◆ Exercise prompt:
Change every "candle-body" in the records below to "candlestick-body" and reproduce the records with everything else unchanged.

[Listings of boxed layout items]
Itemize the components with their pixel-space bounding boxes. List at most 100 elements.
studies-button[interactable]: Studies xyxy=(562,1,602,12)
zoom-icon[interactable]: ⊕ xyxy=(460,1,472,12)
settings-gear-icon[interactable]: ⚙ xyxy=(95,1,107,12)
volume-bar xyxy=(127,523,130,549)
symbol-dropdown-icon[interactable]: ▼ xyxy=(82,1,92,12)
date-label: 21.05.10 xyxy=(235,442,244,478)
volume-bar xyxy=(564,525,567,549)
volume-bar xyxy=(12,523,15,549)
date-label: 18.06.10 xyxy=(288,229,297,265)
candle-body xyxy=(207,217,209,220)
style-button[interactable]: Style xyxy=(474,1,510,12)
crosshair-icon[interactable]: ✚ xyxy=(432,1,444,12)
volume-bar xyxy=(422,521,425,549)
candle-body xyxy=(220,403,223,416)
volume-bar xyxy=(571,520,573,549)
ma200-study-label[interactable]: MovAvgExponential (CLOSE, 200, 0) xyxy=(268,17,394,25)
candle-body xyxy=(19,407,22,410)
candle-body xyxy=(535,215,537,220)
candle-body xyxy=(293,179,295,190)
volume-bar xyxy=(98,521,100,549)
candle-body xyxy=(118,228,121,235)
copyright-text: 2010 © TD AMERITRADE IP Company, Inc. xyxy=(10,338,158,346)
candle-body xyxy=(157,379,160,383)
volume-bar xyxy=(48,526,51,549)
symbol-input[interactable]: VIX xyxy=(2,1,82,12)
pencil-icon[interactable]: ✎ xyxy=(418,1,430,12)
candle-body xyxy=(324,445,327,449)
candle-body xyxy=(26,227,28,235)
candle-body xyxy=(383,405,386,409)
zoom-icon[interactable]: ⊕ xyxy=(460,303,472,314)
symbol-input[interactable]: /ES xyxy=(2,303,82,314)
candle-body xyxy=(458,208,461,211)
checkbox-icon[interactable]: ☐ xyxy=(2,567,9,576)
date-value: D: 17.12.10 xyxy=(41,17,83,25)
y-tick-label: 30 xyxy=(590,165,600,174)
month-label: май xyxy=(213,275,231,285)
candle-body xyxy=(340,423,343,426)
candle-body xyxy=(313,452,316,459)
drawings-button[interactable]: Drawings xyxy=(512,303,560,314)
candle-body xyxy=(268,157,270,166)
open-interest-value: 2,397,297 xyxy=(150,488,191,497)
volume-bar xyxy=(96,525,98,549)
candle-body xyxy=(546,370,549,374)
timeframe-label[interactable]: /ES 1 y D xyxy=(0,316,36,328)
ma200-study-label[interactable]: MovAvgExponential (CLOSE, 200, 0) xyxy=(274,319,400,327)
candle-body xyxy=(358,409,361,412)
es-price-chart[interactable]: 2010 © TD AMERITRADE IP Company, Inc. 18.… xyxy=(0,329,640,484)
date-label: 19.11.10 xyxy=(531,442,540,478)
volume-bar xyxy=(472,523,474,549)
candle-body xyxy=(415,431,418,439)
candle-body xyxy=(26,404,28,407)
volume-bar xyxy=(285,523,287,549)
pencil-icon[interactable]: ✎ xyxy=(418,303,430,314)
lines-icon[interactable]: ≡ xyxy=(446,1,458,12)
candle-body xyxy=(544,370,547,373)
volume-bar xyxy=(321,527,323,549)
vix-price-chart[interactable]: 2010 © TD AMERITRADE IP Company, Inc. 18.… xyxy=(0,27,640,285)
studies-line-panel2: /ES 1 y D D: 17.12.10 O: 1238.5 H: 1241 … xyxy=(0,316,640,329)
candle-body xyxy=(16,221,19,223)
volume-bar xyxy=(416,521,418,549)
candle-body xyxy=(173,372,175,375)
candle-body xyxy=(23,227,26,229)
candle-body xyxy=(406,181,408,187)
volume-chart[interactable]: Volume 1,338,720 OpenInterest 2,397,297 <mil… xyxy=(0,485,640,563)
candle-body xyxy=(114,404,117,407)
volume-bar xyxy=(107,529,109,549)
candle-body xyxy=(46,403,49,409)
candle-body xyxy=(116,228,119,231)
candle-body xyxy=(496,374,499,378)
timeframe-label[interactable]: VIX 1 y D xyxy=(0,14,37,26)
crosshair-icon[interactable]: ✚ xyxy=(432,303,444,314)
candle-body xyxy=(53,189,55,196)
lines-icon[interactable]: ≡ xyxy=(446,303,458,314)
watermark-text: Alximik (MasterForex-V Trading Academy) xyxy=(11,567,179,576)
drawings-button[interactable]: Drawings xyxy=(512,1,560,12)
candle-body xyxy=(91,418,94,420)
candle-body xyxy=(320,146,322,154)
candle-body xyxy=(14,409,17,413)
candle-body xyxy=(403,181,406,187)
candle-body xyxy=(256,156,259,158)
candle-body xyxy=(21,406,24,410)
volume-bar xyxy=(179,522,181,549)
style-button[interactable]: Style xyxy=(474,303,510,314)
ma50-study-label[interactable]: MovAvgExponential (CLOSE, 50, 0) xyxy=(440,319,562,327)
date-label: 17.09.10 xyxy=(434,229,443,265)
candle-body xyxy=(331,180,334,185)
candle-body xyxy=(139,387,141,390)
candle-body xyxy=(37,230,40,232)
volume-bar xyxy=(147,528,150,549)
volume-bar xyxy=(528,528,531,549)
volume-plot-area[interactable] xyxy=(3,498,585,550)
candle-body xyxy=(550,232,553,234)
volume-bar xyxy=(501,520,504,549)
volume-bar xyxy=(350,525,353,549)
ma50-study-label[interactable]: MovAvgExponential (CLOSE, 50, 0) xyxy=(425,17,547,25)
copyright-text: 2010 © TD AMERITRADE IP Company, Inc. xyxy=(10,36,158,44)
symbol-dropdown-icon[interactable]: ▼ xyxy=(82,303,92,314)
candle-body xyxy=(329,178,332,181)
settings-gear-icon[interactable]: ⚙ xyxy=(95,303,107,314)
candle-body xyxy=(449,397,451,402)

◆ Result:
Itemize the components with their pixel-space bounding boxes. List at most 100 elements.
studies-button[interactable]: Studies xyxy=(562,1,602,12)
zoom-icon[interactable]: ⊕ xyxy=(460,1,472,12)
settings-gear-icon[interactable]: ⚙ xyxy=(95,1,107,12)
volume-bar xyxy=(127,523,130,549)
symbol-dropdown-icon[interactable]: ▼ xyxy=(82,1,92,12)
date-label: 21.05.10 xyxy=(235,442,244,478)
volume-bar xyxy=(564,525,567,549)
volume-bar xyxy=(12,523,15,549)
date-label: 18.06.10 xyxy=(288,229,297,265)
candlestick-body xyxy=(207,217,209,220)
style-button[interactable]: Style xyxy=(474,1,510,12)
crosshair-icon[interactable]: ✚ xyxy=(432,1,444,12)
volume-bar xyxy=(422,521,425,549)
candlestick-body xyxy=(220,403,223,416)
volume-bar xyxy=(571,520,573,549)
ma200-study-label[interactable]: MovAvgExponential (CLOSE, 200, 0) xyxy=(268,17,394,25)
candlestick-body xyxy=(19,407,22,410)
candlestick-body xyxy=(535,215,537,220)
candlestick-body xyxy=(293,179,295,190)
volume-bar xyxy=(98,521,100,549)
candlestick-body xyxy=(118,228,121,235)
copyright-text: 2010 © TD AMERITRADE IP Company, Inc. xyxy=(10,338,158,346)
candlestick-body xyxy=(157,379,160,383)
volume-bar xyxy=(48,526,51,549)
symbol-input[interactable]: VIX xyxy=(2,1,82,12)
pencil-icon[interactable]: ✎ xyxy=(418,1,430,12)
candlestick-body xyxy=(324,445,327,449)
candlestick-body xyxy=(26,227,28,235)
candlestick-body xyxy=(383,405,386,409)
zoom-icon[interactable]: ⊕ xyxy=(460,303,472,314)
symbol-input[interactable]: /ES xyxy=(2,303,82,314)
candlestick-body xyxy=(458,208,461,211)
checkbox-icon[interactable]: ☐ xyxy=(2,567,9,576)
date-value: D: 17.12.10 xyxy=(41,17,83,25)
y-tick-label: 30 xyxy=(590,165,600,174)
month-label: май xyxy=(213,275,231,285)
candlestick-body xyxy=(340,423,343,426)
candlestick-body xyxy=(313,452,316,459)
drawings-button[interactable]: Drawings xyxy=(512,303,560,314)
candlestick-body xyxy=(268,157,270,166)
open-interest-value: 2,397,297 xyxy=(150,488,191,497)
volume-bar xyxy=(96,525,98,549)
candlestick-body xyxy=(546,370,549,374)
timeframe-label[interactable]: /ES 1 y D xyxy=(0,316,36,328)
ma200-study-label[interactable]: MovAvgExponential (CLOSE, 200, 0) xyxy=(274,319,400,327)
candlestick-body xyxy=(358,409,361,412)
es-price-chart[interactable]: 2010 © TD AMERITRADE IP Company, Inc. 18.… xyxy=(0,329,640,484)
date-label: 19.11.10 xyxy=(531,442,540,478)
volume-bar xyxy=(472,523,474,549)
candlestick-body xyxy=(415,431,418,439)
candlestick-body xyxy=(26,404,28,407)
volume-bar xyxy=(285,523,287,549)
pencil-icon[interactable]: ✎ xyxy=(418,303,430,314)
lines-icon[interactable]: ≡ xyxy=(446,1,458,12)
candlestick-body xyxy=(544,370,547,373)
volume-bar xyxy=(321,527,323,549)
vix-price-chart[interactable]: 2010 © TD AMERITRADE IP Company, Inc. 18.… xyxy=(0,27,640,285)
studies-line-panel2: /ES 1 y D D: 17.12.10 O: 1238.5 H: 1241 … xyxy=(0,316,640,329)
candlestick-body xyxy=(16,221,19,223)
volume-bar xyxy=(416,521,418,549)
candlestick-body xyxy=(173,372,175,375)
candlestick-body xyxy=(23,227,26,229)
candlestick-body xyxy=(406,181,408,187)
volume-chart[interactable]: Volume 1,338,720 OpenInterest 2,397,297 <mil… xyxy=(0,485,640,563)
candlestick-body xyxy=(114,404,117,407)
volume-bar xyxy=(107,529,109,549)
candlestick-body xyxy=(46,403,49,409)
candlestick-body xyxy=(116,228,119,231)
candlestick-body xyxy=(496,374,499,378)
timeframe-label[interactable]: VIX 1 y D xyxy=(0,14,37,26)
crosshair-icon[interactable]: ✚ xyxy=(432,303,444,314)
candlestick-body xyxy=(53,189,55,196)
lines-icon[interactable]: ≡ xyxy=(446,303,458,314)
watermark-text: Alximik (MasterForex-V Trading Academy) xyxy=(11,567,179,576)
drawings-button[interactable]: Drawings xyxy=(512,1,560,12)
candlestick-body xyxy=(91,418,94,420)
candlestick-body xyxy=(320,146,322,154)
candlestick-body xyxy=(14,409,17,413)
candlestick-body xyxy=(403,181,406,187)
candlestick-body xyxy=(256,156,259,158)
candlestick-body xyxy=(21,406,24,410)
volume-bar xyxy=(179,522,181,549)
style-button[interactable]: Style xyxy=(474,303,510,314)
ma50-study-label[interactable]: MovAvgExponential (CLOSE, 50, 0) xyxy=(440,319,562,327)
date-label: 17.09.10 xyxy=(434,229,443,265)
candlestick-body xyxy=(331,180,334,185)
candlestick-body xyxy=(139,387,141,390)
candlestick-body xyxy=(37,230,40,232)
volume-bar xyxy=(147,528,150,549)
volume-bar xyxy=(528,528,531,549)
volume-plot-area[interactable] xyxy=(3,498,585,550)
candlestick-body xyxy=(550,232,553,234)
volume-bar xyxy=(501,520,504,549)
volume-bar xyxy=(350,525,353,549)
ma50-study-label[interactable]: MovAvgExponential (CLOSE, 50, 0) xyxy=(425,17,547,25)
copyright-text: 2010 © TD AMERITRADE IP Company, Inc. xyxy=(10,36,158,44)
symbol-dropdown-icon[interactable]: ▼ xyxy=(82,303,92,314)
candlestick-body xyxy=(329,178,332,181)
settings-gear-icon[interactable]: ⚙ xyxy=(95,303,107,314)
candlestick-body xyxy=(449,397,451,402)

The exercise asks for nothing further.